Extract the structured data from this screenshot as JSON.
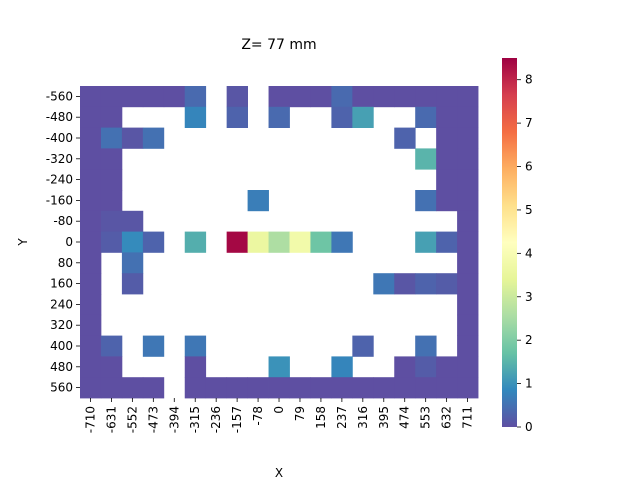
{
  "chart_data": {
    "type": "heatmap",
    "title": "Z= 77 mm",
    "xlabel": "X",
    "ylabel": "Y",
    "x_ticks": [
      "-710",
      "-631",
      "-552",
      "-473",
      "-394",
      "-315",
      "-236",
      "-157",
      "-78",
      "0",
      "79",
      "158",
      "237",
      "316",
      "395",
      "474",
      "553",
      "632",
      "711"
    ],
    "y_ticks": [
      "-560",
      "-480",
      "-400",
      "-320",
      "-240",
      "-160",
      "-80",
      "0",
      "80",
      "160",
      "240",
      "320",
      "400",
      "480",
      "560"
    ],
    "colorbar": {
      "min": 0,
      "max": 8.5,
      "ticks": [
        "0",
        "1",
        "2",
        "3",
        "4",
        "5",
        "6",
        "7",
        "8"
      ],
      "colormap": "Spectral_r"
    },
    "values": [
      [
        0,
        0,
        0,
        0,
        0,
        0.4,
        null,
        0.1,
        null,
        0,
        0,
        0,
        0.4,
        0,
        0,
        0,
        0,
        0,
        0
      ],
      [
        0,
        0,
        null,
        null,
        null,
        0.8,
        null,
        0.3,
        null,
        0.4,
        null,
        null,
        0.3,
        1.2,
        null,
        null,
        0.4,
        0,
        0
      ],
      [
        0,
        0.5,
        0.1,
        0.5,
        null,
        null,
        null,
        null,
        null,
        null,
        null,
        null,
        null,
        null,
        null,
        0.3,
        null,
        0,
        0
      ],
      [
        0,
        0,
        null,
        null,
        null,
        null,
        null,
        null,
        null,
        null,
        null,
        null,
        null,
        null,
        null,
        null,
        1.5,
        0,
        0
      ],
      [
        0,
        0,
        null,
        null,
        null,
        null,
        null,
        null,
        null,
        null,
        null,
        null,
        null,
        null,
        null,
        null,
        null,
        0,
        0
      ],
      [
        0,
        0,
        null,
        null,
        null,
        null,
        null,
        null,
        0.7,
        null,
        null,
        null,
        null,
        null,
        null,
        null,
        0.5,
        0,
        0
      ],
      [
        0,
        0.1,
        0.1,
        null,
        null,
        null,
        null,
        null,
        null,
        null,
        null,
        null,
        null,
        null,
        null,
        null,
        null,
        null,
        0
      ],
      [
        0,
        0.2,
        0.9,
        0.3,
        null,
        1.4,
        null,
        8.4,
        3.6,
        2.6,
        3.8,
        1.8,
        0.6,
        null,
        null,
        null,
        1.2,
        0.3,
        0
      ],
      [
        0,
        null,
        0.5,
        null,
        null,
        null,
        null,
        null,
        null,
        null,
        null,
        null,
        null,
        null,
        null,
        null,
        null,
        null,
        0
      ],
      [
        0,
        null,
        0.2,
        null,
        null,
        null,
        null,
        null,
        null,
        null,
        null,
        null,
        null,
        null,
        0.6,
        0.1,
        0.3,
        0.2,
        0
      ],
      [
        0,
        null,
        null,
        null,
        null,
        null,
        null,
        null,
        null,
        null,
        null,
        null,
        null,
        null,
        null,
        null,
        null,
        null,
        0
      ],
      [
        0,
        null,
        null,
        null,
        null,
        null,
        null,
        null,
        null,
        null,
        null,
        null,
        null,
        null,
        null,
        null,
        null,
        null,
        0
      ],
      [
        0,
        0.3,
        null,
        0.6,
        null,
        0.6,
        null,
        null,
        null,
        null,
        null,
        null,
        null,
        0.3,
        null,
        null,
        0.5,
        null,
        0
      ],
      [
        0,
        0,
        null,
        null,
        null,
        0,
        null,
        null,
        null,
        1.0,
        null,
        null,
        0.8,
        null,
        null,
        0,
        0.2,
        0,
        0
      ],
      [
        0,
        0,
        0,
        0,
        null,
        0,
        0,
        0,
        0,
        0,
        0,
        0,
        0,
        0,
        0,
        0,
        0,
        0,
        0
      ]
    ]
  }
}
- - - -
DIRECTION
In your copy of the records, include no pictures; repeat everything else exactly.

FULL ANSWER
Extract the structured data from this screenshot as JSON.
{
  "chart_data": {
    "type": "heatmap",
    "title": "Z= 77 mm",
    "xlabel": "X",
    "ylabel": "Y",
    "x_ticks": [
      "-710",
      "-631",
      "-552",
      "-473",
      "-394",
      "-315",
      "-236",
      "-157",
      "-78",
      "0",
      "79",
      "158",
      "237",
      "316",
      "395",
      "474",
      "553",
      "632",
      "711"
    ],
    "y_ticks": [
      "-560",
      "-480",
      "-400",
      "-320",
      "-240",
      "-160",
      "-80",
      "0",
      "80",
      "160",
      "240",
      "320",
      "400",
      "480",
      "560"
    ],
    "colorbar": {
      "min": 0,
      "max": 8.5,
      "ticks": [
        "0",
        "1",
        "2",
        "3",
        "4",
        "5",
        "6",
        "7",
        "8"
      ],
      "colormap": "Spectral_r"
    },
    "values": [
      [
        0,
        0,
        0,
        0,
        0,
        0.4,
        null,
        0.1,
        null,
        0,
        0,
        0,
        0.4,
        0,
        0,
        0,
        0,
        0,
        0
      ],
      [
        0,
        0,
        null,
        null,
        null,
        0.8,
        null,
        0.3,
        null,
        0.4,
        null,
        null,
        0.3,
        1.2,
        null,
        null,
        0.4,
        0,
        0
      ],
      [
        0,
        0.5,
        0.1,
        0.5,
        null,
        null,
        null,
        null,
        null,
        null,
        null,
        null,
        null,
        null,
        null,
        0.3,
        null,
        0,
        0
      ],
      [
        0,
        0,
        null,
        null,
        null,
        null,
        null,
        null,
        null,
        null,
        null,
        null,
        null,
        null,
        null,
        null,
        1.5,
        0,
        0
      ],
      [
        0,
        0,
        null,
        null,
        null,
        null,
        null,
        null,
        null,
        null,
        null,
        null,
        null,
        null,
        null,
        null,
        null,
        0,
        0
      ],
      [
        0,
        0,
        null,
        null,
        null,
        null,
        null,
        null,
        0.7,
        null,
        null,
        null,
        null,
        null,
        null,
        null,
        0.5,
        0,
        0
      ],
      [
        0,
        0.1,
        0.1,
        null,
        null,
        null,
        null,
        null,
        null,
        null,
        null,
        null,
        null,
        null,
        null,
        null,
        null,
        null,
        0
      ],
      [
        0,
        0.2,
        0.9,
        0.3,
        null,
        1.4,
        null,
        8.4,
        3.6,
        2.6,
        3.8,
        1.8,
        0.6,
        null,
        null,
        null,
        1.2,
        0.3,
        0
      ],
      [
        0,
        null,
        0.5,
        null,
        null,
        null,
        null,
        null,
        null,
        null,
        null,
        null,
        null,
        null,
        null,
        null,
        null,
        null,
        0
      ],
      [
        0,
        null,
        0.2,
        null,
        null,
        null,
        null,
        null,
        null,
        null,
        null,
        null,
        null,
        null,
        0.6,
        0.1,
        0.3,
        0.2,
        0
      ],
      [
        0,
        null,
        null,
        null,
        null,
        null,
        null,
        null,
        null,
        null,
        null,
        null,
        null,
        null,
        null,
        null,
        null,
        null,
        0
      ],
      [
        0,
        null,
        null,
        null,
        null,
        null,
        null,
        null,
        null,
        null,
        null,
        null,
        null,
        null,
        null,
        null,
        null,
        null,
        0
      ],
      [
        0,
        0.3,
        null,
        0.6,
        null,
        0.6,
        null,
        null,
        null,
        null,
        null,
        null,
        null,
        0.3,
        null,
        null,
        0.5,
        null,
        0
      ],
      [
        0,
        0,
        null,
        null,
        null,
        0,
        null,
        null,
        null,
        1.0,
        null,
        null,
        0.8,
        null,
        null,
        0,
        0.2,
        0,
        0
      ],
      [
        0,
        0,
        0,
        0,
        null,
        0,
        0,
        0,
        0,
        0,
        0,
        0,
        0,
        0,
        0,
        0,
        0,
        0,
        0
      ]
    ]
  }
}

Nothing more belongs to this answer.